> **Task instructions**
Gather, from the data below, each line in which the word "výzkumu" occurs.
------ Record set
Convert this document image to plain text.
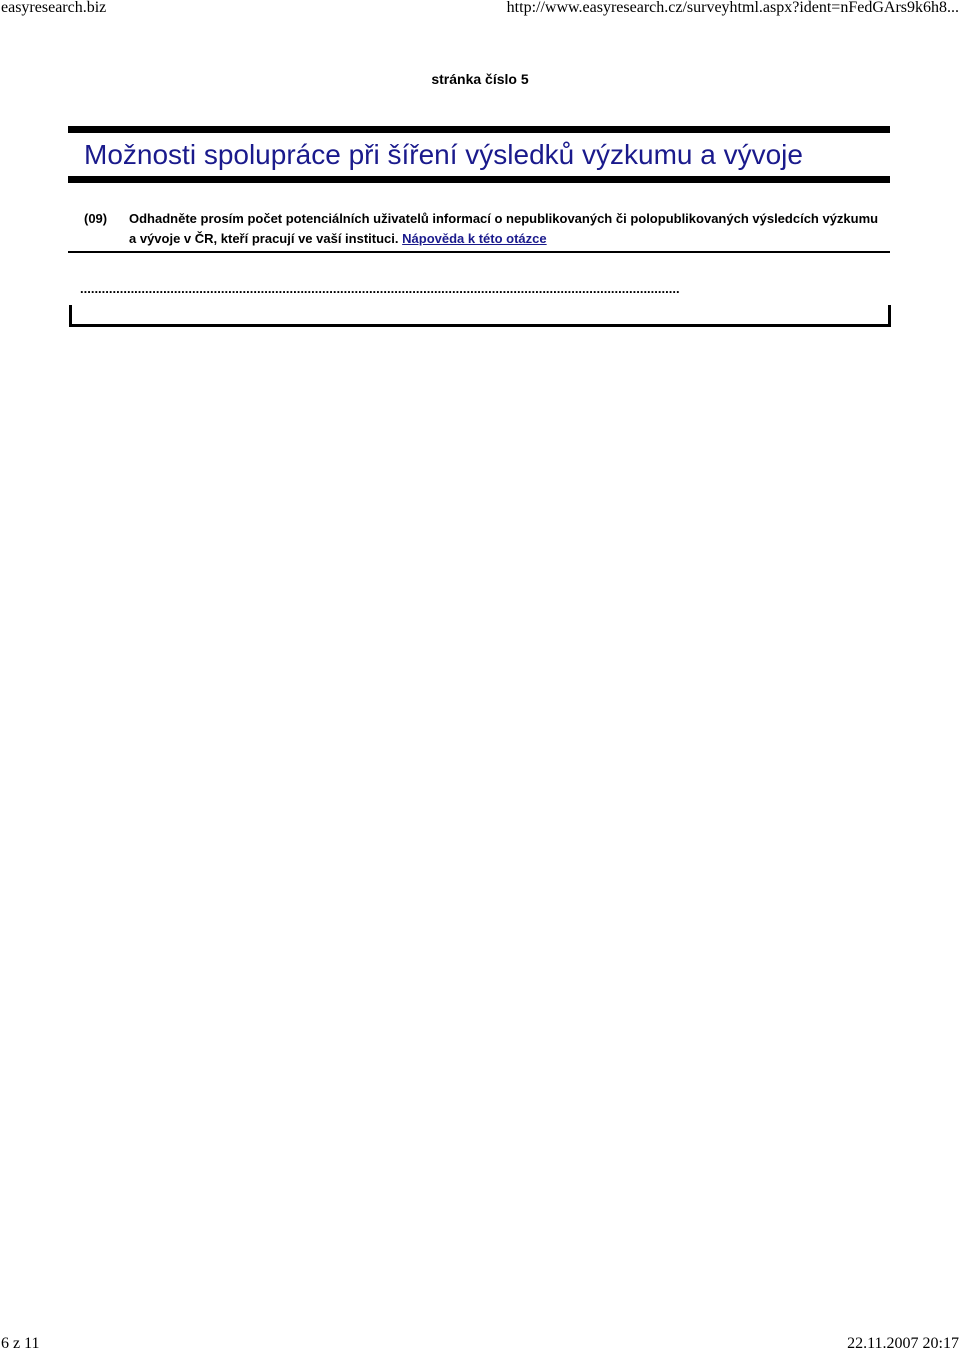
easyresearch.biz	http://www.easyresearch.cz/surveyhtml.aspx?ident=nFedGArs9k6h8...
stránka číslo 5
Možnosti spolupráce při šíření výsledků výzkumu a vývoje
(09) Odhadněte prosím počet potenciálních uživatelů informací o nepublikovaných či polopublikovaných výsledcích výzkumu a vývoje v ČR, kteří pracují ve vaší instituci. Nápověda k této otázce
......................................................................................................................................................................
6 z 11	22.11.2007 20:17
------------
> **Written solution**
Možnosti spolupráce při šíření výsledků výzkumu a vývoje
(09) Odhadněte prosím počet potenciálních uživatelů informací o nepublikovaných či polopublikovaných výsledcích výzkumu a vývoje v ČR, kteří pracují ve vaší instituci. Nápověda k této otázce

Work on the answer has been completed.